===== Listing

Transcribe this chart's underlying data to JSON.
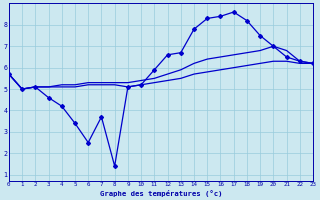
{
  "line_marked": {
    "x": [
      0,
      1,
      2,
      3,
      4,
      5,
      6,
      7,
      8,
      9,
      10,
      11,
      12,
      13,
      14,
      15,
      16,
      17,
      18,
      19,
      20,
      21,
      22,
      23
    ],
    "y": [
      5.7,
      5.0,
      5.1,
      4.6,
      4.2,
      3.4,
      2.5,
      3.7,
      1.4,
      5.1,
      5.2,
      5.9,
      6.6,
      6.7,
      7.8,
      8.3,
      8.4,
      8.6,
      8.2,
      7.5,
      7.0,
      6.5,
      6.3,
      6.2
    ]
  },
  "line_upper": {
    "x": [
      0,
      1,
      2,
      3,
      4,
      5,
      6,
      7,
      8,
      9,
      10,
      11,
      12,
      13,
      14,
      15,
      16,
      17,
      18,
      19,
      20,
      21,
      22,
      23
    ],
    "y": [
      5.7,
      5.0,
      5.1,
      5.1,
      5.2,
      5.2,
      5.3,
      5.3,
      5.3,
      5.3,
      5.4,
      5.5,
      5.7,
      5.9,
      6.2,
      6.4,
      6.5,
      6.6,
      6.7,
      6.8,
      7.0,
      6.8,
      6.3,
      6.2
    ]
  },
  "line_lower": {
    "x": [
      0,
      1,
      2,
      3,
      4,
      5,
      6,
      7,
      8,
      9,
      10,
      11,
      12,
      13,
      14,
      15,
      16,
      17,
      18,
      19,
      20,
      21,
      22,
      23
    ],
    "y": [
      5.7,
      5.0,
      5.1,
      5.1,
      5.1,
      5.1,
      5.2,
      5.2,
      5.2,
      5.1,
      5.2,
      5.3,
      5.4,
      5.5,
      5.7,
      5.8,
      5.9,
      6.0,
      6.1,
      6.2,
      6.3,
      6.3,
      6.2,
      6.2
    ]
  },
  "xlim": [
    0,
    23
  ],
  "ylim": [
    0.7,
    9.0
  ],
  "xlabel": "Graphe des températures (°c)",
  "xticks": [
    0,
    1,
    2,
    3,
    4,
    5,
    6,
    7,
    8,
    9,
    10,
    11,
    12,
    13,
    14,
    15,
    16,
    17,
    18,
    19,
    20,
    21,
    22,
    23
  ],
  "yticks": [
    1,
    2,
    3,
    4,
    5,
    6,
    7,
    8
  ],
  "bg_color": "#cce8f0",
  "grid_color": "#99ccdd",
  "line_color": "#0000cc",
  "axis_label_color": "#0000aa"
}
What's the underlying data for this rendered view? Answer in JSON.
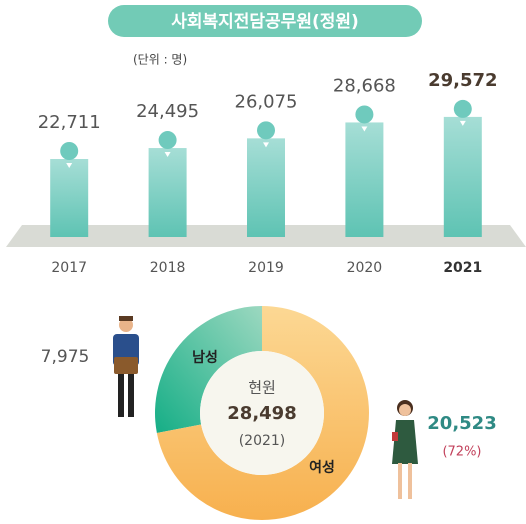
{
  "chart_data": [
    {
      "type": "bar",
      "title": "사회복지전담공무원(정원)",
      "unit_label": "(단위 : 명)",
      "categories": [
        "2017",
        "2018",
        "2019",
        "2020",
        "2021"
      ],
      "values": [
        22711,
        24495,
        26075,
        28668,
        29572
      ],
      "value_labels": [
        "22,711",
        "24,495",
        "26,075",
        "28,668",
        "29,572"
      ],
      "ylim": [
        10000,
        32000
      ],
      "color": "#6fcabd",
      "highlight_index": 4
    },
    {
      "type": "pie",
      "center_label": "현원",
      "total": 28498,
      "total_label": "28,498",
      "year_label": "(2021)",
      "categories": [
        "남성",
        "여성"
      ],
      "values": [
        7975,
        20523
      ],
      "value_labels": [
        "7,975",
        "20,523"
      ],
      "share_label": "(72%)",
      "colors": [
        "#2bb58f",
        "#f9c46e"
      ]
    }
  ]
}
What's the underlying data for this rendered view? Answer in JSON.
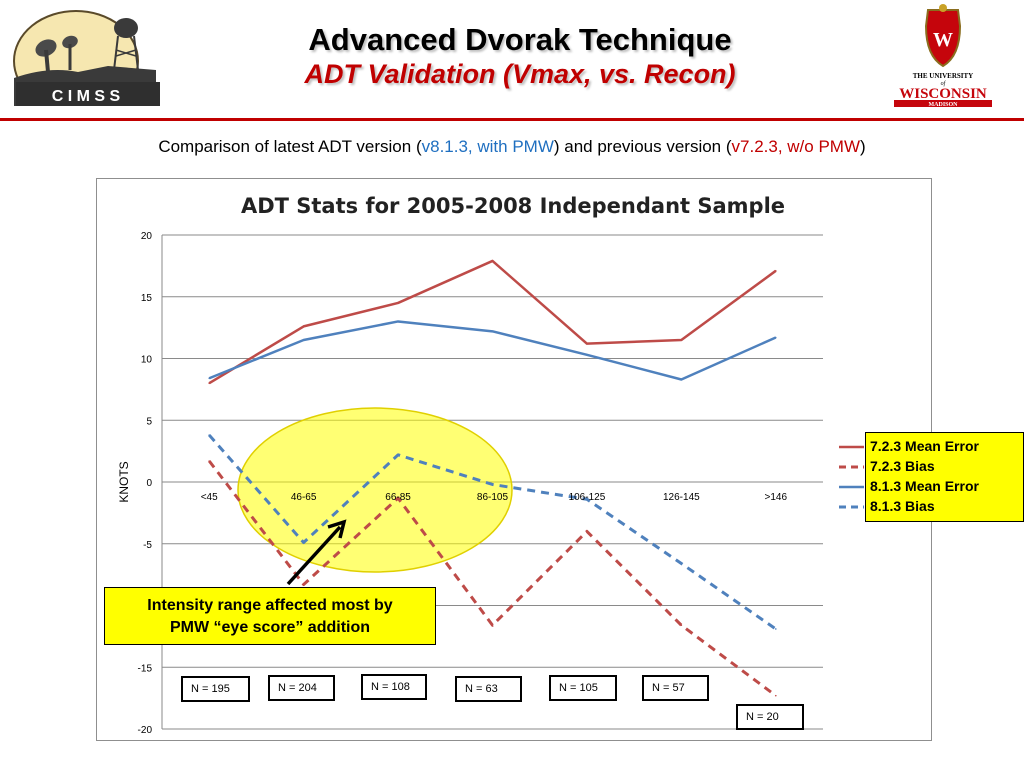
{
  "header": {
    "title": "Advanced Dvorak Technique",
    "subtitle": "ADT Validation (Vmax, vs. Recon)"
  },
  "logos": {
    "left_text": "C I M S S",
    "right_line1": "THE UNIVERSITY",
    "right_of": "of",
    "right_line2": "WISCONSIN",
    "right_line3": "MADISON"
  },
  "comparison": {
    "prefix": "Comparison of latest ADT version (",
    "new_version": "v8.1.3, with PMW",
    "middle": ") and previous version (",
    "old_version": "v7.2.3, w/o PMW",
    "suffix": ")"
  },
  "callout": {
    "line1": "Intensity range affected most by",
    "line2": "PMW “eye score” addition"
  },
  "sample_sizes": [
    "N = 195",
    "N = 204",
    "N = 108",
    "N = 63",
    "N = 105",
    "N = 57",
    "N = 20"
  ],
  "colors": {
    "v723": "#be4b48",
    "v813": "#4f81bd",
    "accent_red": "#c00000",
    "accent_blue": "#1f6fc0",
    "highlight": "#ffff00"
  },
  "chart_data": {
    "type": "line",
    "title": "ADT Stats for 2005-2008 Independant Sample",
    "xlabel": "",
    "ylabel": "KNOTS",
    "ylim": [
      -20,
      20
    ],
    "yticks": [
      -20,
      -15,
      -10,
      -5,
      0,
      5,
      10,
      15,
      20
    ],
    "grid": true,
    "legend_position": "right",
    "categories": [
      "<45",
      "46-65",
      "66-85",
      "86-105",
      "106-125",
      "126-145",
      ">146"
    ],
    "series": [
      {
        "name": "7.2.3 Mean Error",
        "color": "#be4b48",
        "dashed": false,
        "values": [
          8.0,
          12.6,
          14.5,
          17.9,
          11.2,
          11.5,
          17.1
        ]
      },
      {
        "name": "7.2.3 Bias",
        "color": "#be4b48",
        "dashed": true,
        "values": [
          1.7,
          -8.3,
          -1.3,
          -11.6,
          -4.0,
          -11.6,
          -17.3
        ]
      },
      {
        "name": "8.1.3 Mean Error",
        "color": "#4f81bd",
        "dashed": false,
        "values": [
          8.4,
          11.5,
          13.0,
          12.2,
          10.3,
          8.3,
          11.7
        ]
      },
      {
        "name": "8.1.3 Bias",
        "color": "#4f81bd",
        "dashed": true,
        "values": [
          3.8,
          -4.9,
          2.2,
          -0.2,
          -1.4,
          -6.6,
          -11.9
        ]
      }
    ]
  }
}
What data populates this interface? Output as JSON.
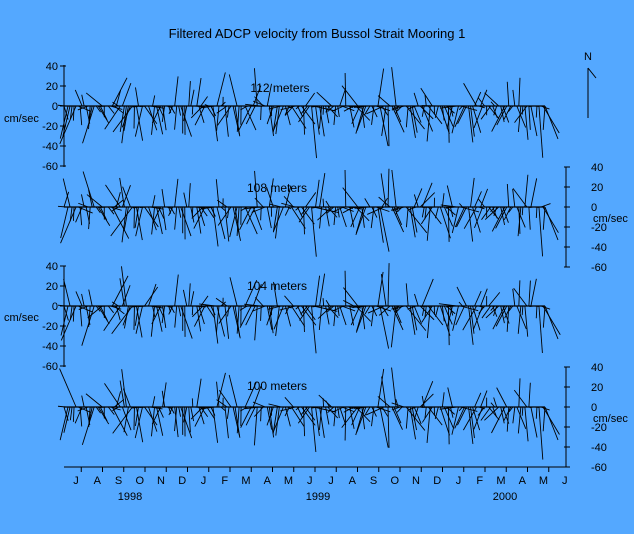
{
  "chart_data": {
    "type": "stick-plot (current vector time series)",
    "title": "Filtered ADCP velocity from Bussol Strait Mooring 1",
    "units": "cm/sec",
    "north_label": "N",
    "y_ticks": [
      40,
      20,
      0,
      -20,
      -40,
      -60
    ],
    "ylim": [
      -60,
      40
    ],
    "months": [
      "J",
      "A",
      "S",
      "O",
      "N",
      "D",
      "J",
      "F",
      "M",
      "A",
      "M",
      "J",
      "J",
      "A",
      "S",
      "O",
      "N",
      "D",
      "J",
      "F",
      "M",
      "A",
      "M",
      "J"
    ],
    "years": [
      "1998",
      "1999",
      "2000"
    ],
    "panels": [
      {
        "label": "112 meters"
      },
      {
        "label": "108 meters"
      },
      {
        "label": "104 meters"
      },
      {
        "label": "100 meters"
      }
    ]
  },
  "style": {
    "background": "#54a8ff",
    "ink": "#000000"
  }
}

==========

▶ _Work required_
Set out every line from the material that contains the string "this".

▶ _Task solution_
Transcribe this chart's underlying data to JSON.
What's the underlying data for this rendered view? Answer in JSON.
What's the underlying data for this rendered view? Answer in JSON.
What data populates this interface? Output as JSON.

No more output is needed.